# [TASK PROMPT]
Find the lines that hold the word "days" and return them.
......
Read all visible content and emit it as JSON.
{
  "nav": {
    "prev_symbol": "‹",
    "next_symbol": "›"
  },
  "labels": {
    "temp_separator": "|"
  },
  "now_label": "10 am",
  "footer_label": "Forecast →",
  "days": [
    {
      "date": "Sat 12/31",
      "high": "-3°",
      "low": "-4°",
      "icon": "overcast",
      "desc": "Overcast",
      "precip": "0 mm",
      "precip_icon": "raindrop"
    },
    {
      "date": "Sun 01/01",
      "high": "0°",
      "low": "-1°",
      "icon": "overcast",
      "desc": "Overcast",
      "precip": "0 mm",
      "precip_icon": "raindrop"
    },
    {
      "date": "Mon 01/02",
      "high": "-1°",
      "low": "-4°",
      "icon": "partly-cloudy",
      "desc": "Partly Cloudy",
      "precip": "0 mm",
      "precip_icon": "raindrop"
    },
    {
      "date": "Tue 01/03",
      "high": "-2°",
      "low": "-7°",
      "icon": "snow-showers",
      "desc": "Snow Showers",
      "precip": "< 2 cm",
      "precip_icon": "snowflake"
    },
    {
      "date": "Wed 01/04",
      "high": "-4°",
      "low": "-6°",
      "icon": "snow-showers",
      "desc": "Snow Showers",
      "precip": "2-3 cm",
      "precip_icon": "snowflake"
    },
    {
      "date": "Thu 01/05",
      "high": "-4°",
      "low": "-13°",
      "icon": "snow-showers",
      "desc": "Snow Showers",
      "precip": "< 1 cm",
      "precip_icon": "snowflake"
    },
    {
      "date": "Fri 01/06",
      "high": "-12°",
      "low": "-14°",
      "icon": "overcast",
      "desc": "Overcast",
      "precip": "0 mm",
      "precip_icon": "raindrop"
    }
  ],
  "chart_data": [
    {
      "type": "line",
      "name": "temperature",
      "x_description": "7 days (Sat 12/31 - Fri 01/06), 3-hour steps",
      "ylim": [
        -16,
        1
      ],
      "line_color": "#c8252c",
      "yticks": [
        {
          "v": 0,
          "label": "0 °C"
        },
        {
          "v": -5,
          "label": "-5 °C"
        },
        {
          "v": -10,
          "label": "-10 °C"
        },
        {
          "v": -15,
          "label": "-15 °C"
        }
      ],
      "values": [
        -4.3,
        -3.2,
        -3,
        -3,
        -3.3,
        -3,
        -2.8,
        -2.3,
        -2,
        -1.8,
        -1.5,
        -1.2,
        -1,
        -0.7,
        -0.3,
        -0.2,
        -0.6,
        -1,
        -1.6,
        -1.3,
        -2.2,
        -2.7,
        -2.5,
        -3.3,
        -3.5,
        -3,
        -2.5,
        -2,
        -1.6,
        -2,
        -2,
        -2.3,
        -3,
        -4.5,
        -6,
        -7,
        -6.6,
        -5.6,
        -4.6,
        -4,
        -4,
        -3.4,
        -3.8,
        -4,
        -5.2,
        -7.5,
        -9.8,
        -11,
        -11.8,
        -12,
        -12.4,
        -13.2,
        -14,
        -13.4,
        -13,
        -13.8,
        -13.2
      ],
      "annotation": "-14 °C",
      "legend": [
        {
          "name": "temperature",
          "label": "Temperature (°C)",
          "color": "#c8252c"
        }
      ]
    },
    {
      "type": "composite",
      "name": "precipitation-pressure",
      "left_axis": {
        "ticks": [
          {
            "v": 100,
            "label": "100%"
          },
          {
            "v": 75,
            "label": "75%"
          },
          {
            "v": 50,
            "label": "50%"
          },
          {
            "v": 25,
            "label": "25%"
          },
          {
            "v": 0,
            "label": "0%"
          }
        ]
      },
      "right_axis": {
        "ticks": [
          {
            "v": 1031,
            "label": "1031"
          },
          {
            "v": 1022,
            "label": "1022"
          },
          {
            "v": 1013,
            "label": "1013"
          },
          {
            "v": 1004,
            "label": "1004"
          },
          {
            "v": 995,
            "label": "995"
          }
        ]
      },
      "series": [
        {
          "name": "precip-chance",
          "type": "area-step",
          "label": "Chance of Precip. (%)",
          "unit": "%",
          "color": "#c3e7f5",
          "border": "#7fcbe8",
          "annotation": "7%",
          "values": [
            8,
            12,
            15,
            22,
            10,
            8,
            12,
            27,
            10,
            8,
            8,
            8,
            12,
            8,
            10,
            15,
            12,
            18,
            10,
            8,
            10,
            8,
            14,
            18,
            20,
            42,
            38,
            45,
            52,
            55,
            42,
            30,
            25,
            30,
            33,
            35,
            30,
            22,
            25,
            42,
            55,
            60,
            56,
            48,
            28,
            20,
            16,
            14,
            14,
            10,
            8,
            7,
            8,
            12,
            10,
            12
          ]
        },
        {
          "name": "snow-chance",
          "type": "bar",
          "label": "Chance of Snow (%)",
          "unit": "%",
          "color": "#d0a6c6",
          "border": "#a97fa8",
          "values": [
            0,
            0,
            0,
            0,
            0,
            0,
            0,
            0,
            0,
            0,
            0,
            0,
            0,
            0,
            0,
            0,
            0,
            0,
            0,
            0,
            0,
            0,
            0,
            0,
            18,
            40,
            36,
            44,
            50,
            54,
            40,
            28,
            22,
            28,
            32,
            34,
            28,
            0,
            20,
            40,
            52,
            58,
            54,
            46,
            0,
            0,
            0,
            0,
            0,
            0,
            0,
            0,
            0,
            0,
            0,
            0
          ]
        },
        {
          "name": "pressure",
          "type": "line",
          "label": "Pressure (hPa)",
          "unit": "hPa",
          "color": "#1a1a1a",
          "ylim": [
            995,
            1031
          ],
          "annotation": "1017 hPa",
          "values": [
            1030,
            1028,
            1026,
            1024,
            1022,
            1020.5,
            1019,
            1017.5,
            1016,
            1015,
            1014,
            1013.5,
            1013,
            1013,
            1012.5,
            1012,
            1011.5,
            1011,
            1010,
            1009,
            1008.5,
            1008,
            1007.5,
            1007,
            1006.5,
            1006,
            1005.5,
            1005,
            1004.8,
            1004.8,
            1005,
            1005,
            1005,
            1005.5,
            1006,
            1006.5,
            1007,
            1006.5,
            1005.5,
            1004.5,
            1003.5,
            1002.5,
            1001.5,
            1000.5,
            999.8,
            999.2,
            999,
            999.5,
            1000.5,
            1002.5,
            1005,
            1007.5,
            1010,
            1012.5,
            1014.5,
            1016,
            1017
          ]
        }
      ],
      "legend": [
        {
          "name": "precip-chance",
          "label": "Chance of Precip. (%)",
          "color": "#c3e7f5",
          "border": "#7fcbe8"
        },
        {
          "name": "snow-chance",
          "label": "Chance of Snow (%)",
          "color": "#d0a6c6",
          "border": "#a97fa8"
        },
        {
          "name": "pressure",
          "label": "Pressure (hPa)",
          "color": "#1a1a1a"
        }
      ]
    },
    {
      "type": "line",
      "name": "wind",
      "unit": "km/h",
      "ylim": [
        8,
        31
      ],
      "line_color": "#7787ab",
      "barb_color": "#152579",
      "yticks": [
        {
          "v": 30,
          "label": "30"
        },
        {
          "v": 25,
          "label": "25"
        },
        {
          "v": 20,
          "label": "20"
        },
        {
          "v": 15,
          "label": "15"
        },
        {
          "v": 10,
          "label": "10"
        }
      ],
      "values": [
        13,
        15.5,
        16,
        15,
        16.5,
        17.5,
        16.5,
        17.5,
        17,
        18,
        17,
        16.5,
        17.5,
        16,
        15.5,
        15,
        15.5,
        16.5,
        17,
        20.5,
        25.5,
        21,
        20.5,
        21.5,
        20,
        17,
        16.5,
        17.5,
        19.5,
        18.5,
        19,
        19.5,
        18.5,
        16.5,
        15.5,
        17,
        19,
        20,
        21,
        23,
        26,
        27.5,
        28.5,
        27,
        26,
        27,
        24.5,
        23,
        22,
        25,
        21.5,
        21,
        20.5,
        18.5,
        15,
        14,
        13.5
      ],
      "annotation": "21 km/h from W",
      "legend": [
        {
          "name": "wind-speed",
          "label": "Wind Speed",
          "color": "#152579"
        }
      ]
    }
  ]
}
......
# [CORRECT ANSWER]
  "days": [
      "x_description": "7 days (Sat 12/31 - Fri 01/06), 3-hour steps",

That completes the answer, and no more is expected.